## Task goal
Set down the full listing exactly, character for character.
[start of Records to process]
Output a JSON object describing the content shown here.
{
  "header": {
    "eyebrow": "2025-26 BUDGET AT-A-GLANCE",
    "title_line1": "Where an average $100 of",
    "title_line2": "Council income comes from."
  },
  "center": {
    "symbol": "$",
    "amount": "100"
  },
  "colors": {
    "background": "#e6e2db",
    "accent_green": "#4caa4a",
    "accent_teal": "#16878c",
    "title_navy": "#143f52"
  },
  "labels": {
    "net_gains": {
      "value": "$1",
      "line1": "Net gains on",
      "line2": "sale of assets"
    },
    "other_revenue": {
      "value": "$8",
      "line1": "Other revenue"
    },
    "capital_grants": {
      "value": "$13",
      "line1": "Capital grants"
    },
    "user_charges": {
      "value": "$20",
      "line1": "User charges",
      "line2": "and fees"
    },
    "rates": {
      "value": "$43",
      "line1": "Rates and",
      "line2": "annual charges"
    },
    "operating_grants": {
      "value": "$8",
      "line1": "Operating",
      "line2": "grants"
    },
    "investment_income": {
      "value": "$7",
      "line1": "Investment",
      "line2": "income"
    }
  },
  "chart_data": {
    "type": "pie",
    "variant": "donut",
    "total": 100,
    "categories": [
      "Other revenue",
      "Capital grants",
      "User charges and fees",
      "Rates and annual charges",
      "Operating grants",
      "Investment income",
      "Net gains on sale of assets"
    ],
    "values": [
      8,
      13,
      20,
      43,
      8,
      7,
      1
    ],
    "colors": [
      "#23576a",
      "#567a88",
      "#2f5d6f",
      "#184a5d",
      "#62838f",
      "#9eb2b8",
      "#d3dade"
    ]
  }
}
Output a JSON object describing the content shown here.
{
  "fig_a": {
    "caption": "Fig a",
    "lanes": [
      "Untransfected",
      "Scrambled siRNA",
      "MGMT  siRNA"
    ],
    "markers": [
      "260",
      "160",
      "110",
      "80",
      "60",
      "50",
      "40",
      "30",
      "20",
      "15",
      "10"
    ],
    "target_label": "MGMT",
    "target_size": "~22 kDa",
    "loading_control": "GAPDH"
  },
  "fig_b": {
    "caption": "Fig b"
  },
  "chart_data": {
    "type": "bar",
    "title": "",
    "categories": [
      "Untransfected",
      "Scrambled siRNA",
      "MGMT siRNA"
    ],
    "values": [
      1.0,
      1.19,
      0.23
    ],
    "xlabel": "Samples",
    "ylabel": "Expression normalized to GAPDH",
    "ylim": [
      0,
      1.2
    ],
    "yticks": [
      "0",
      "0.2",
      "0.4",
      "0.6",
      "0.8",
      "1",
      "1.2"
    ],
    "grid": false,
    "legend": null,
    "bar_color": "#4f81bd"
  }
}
[end of Records to process]
## Response to the task
Output a JSON object describing the content shown here.
{
  "header": {
    "eyebrow": "2025-26 BUDGET AT-A-GLANCE",
    "title_line1": "Where an average $100 of",
    "title_line2": "Council income comes from."
  },
  "center": {
    "symbol": "$",
    "amount": "100"
  },
  "colors": {
    "background": "#e6e2db",
    "accent_green": "#4caa4a",
    "accent_teal": "#16878c",
    "title_navy": "#143f52"
  },
  "labels": {
    "net_gains": {
      "value": "$1",
      "line1": "Net gains on",
      "line2": "sale of assets"
    },
    "other_revenue": {
      "value": "$8",
      "line1": "Other revenue"
    },
    "capital_grants": {
      "value": "$13",
      "line1": "Capital grants"
    },
    "user_charges": {
      "value": "$20",
      "line1": "User charges",
      "line2": "and fees"
    },
    "rates": {
      "value": "$43",
      "line1": "Rates and",
      "line2": "annual charges"
    },
    "operating_grants": {
      "value": "$8",
      "line1": "Operating",
      "line2": "grants"
    },
    "investment_income": {
      "value": "$7",
      "line1": "Investment",
      "line2": "income"
    }
  },
  "chart_data": {
    "type": "pie",
    "variant": "donut",
    "total": 100,
    "categories": [
      "Other revenue",
      "Capital grants",
      "User charges and fees",
      "Rates and annual charges",
      "Operating grants",
      "Investment income",
      "Net gains on sale of assets"
    ],
    "values": [
      8,
      13,
      20,
      43,
      8,
      7,
      1
    ],
    "colors": [
      "#23576a",
      "#567a88",
      "#2f5d6f",
      "#184a5d",
      "#62838f",
      "#9eb2b8",
      "#d3dade"
    ]
  }
}
Output a JSON object describing the content shown here.
{
  "fig_a": {
    "caption": "Fig a",
    "lanes": [
      "Untransfected",
      "Scrambled siRNA",
      "MGMT  siRNA"
    ],
    "markers": [
      "260",
      "160",
      "110",
      "80",
      "60",
      "50",
      "40",
      "30",
      "20",
      "15",
      "10"
    ],
    "target_label": "MGMT",
    "target_size": "~22 kDa",
    "loading_control": "GAPDH"
  },
  "fig_b": {
    "caption": "Fig b"
  },
  "chart_data": {
    "type": "bar",
    "title": "",
    "categories": [
      "Untransfected",
      "Scrambled siRNA",
      "MGMT siRNA"
    ],
    "values": [
      1.0,
      1.19,
      0.23
    ],
    "xlabel": "Samples",
    "ylabel": "Expression normalized to GAPDH",
    "ylim": [
      0,
      1.2
    ],
    "yticks": [
      "0",
      "0.2",
      "0.4",
      "0.6",
      "0.8",
      "1",
      "1.2"
    ],
    "grid": false,
    "legend": null,
    "bar_color": "#4f81bd"
  }
}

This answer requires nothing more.